> AIM: In the entries that follow, how many lines contain the word "text"? Answer with the number only.

(Records from a collection of figures)
______________________________
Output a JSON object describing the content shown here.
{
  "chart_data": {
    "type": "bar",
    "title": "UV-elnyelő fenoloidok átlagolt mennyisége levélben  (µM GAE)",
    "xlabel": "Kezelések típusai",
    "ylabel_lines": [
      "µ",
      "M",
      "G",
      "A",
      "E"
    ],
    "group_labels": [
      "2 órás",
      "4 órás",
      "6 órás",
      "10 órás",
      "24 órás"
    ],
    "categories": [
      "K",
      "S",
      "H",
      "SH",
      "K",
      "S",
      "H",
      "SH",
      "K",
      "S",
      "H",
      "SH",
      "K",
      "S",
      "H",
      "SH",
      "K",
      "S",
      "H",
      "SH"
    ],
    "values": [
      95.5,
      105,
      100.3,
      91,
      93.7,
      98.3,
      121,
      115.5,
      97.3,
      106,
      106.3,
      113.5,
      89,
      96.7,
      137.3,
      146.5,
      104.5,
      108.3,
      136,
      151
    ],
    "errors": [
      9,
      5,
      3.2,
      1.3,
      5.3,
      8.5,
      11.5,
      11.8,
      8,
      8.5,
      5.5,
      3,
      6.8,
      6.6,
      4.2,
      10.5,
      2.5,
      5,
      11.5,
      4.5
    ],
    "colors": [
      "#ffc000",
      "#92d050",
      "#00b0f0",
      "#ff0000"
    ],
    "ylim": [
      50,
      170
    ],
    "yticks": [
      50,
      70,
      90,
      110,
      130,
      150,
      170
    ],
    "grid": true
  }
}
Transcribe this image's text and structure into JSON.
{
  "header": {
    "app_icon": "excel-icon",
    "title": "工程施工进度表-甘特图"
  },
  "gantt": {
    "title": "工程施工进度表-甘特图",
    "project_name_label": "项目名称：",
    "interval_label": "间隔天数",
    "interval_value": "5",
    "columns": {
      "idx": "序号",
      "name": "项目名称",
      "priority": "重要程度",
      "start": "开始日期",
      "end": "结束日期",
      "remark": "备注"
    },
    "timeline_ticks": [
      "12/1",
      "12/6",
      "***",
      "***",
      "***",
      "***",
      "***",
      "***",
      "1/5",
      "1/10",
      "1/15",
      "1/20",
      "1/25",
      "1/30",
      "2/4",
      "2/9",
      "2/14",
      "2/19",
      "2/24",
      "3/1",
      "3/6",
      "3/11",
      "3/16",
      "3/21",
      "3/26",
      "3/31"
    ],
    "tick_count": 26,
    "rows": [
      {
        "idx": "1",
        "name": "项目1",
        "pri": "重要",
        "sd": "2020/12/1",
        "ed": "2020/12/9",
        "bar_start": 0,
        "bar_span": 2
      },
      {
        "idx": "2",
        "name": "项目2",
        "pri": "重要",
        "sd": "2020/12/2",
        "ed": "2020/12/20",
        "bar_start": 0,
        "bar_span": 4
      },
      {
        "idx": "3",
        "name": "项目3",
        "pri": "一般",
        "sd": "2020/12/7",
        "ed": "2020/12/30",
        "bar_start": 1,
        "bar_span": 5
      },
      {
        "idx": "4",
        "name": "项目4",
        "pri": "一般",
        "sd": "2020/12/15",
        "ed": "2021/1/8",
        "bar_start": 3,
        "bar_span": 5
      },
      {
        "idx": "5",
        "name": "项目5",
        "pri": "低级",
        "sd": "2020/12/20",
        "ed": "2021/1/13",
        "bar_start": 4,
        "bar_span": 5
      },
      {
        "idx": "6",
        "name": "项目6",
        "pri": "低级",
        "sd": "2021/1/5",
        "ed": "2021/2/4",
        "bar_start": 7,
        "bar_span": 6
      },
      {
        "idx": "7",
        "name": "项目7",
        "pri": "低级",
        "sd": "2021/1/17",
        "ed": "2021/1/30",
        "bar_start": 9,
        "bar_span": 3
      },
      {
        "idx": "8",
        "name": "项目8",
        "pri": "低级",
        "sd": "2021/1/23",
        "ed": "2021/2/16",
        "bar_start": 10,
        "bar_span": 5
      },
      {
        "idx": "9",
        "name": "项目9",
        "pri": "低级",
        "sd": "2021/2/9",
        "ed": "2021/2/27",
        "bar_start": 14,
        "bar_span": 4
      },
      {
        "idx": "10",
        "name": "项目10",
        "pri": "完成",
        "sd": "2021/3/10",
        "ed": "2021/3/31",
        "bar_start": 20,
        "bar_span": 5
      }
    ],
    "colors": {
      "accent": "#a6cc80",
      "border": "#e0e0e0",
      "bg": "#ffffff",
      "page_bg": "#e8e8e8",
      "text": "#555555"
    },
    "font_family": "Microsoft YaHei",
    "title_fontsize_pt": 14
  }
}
______________________________
> RESULT OF THIS EXERCISE: 2